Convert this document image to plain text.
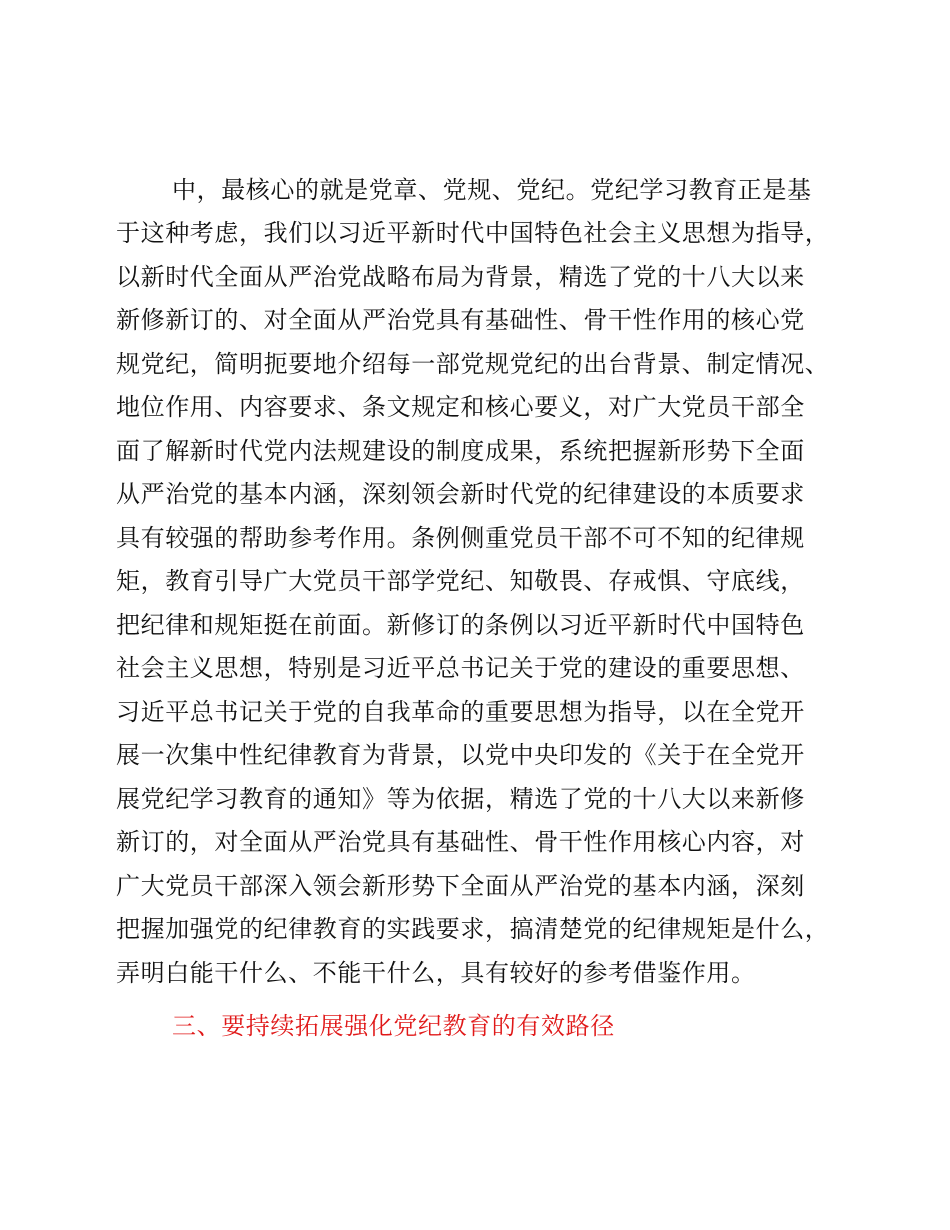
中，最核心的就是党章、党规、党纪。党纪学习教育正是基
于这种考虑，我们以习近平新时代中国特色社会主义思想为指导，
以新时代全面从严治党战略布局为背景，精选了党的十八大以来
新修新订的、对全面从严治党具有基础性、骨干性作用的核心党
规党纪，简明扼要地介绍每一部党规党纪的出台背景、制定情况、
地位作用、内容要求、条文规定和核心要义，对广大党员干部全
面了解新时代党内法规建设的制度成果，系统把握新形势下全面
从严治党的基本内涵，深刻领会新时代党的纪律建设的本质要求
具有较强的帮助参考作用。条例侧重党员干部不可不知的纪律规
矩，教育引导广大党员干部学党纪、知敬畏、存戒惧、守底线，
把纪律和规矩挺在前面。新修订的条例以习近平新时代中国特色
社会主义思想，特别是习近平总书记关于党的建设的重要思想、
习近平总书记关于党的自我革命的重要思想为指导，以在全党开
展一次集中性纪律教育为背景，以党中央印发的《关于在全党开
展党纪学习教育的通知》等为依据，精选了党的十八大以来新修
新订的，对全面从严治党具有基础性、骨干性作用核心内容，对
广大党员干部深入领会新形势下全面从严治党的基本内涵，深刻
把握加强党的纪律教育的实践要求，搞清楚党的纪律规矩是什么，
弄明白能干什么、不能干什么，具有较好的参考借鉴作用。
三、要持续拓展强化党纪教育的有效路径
########################################
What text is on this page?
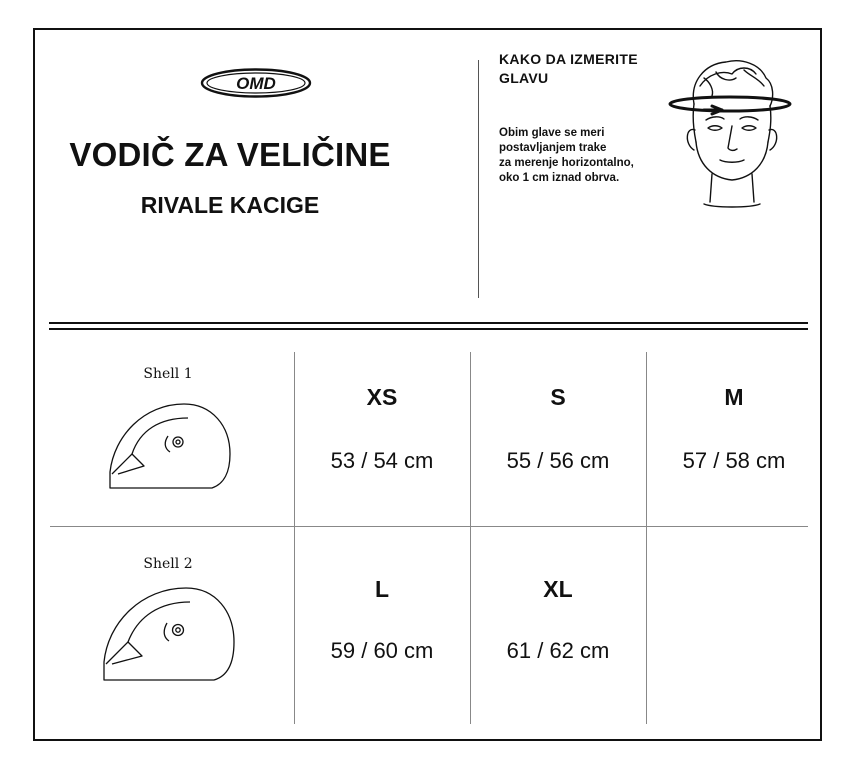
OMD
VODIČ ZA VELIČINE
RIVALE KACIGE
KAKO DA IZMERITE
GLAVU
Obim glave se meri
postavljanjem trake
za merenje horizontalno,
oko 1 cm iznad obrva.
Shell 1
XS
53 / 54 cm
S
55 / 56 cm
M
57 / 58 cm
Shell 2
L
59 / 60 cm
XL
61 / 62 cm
########################################
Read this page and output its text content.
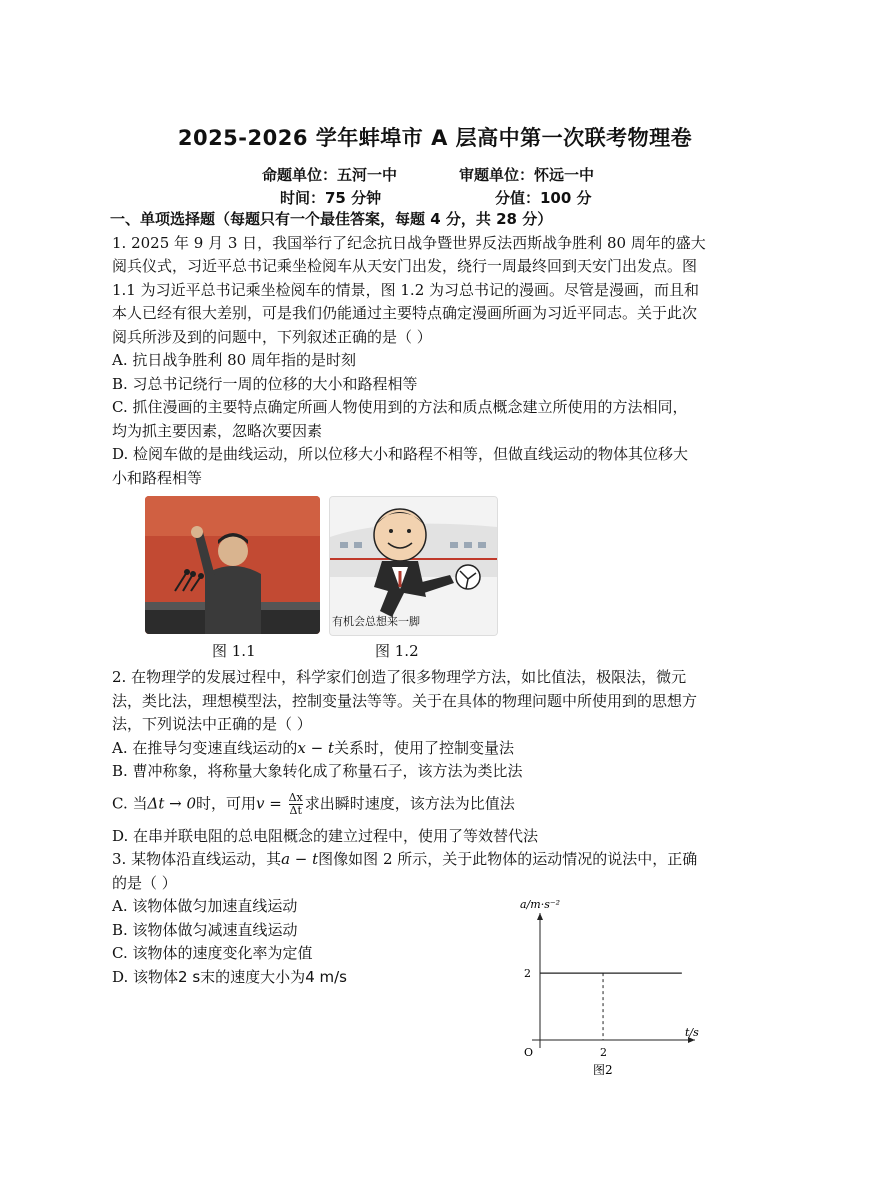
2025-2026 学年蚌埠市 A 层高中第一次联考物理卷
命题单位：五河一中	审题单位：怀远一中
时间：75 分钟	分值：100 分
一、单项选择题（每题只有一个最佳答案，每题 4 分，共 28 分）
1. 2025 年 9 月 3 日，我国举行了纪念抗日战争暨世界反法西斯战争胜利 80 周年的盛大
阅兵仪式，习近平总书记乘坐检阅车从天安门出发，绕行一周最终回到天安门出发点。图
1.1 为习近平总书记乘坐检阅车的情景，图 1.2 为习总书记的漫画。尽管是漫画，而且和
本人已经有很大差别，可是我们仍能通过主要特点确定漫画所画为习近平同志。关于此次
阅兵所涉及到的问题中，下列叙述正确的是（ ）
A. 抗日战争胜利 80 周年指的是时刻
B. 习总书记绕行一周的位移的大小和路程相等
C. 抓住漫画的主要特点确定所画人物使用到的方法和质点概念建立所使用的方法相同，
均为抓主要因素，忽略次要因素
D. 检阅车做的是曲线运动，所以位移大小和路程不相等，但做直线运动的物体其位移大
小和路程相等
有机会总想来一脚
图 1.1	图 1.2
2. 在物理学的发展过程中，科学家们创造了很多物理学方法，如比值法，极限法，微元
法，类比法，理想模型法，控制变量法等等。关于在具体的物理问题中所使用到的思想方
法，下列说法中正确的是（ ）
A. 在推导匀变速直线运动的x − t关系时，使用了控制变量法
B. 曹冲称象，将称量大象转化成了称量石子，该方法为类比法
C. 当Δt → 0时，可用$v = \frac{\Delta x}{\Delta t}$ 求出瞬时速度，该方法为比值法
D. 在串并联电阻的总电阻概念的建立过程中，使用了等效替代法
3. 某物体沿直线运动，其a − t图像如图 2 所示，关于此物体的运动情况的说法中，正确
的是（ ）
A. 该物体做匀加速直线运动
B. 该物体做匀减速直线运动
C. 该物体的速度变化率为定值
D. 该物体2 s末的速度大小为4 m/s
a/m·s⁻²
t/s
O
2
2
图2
########################################
Task prompt: Pick out each line that holds the string "this".

Task solution:
Convert this document image to plain text.
What text is on this page?
Read this page and output its text content.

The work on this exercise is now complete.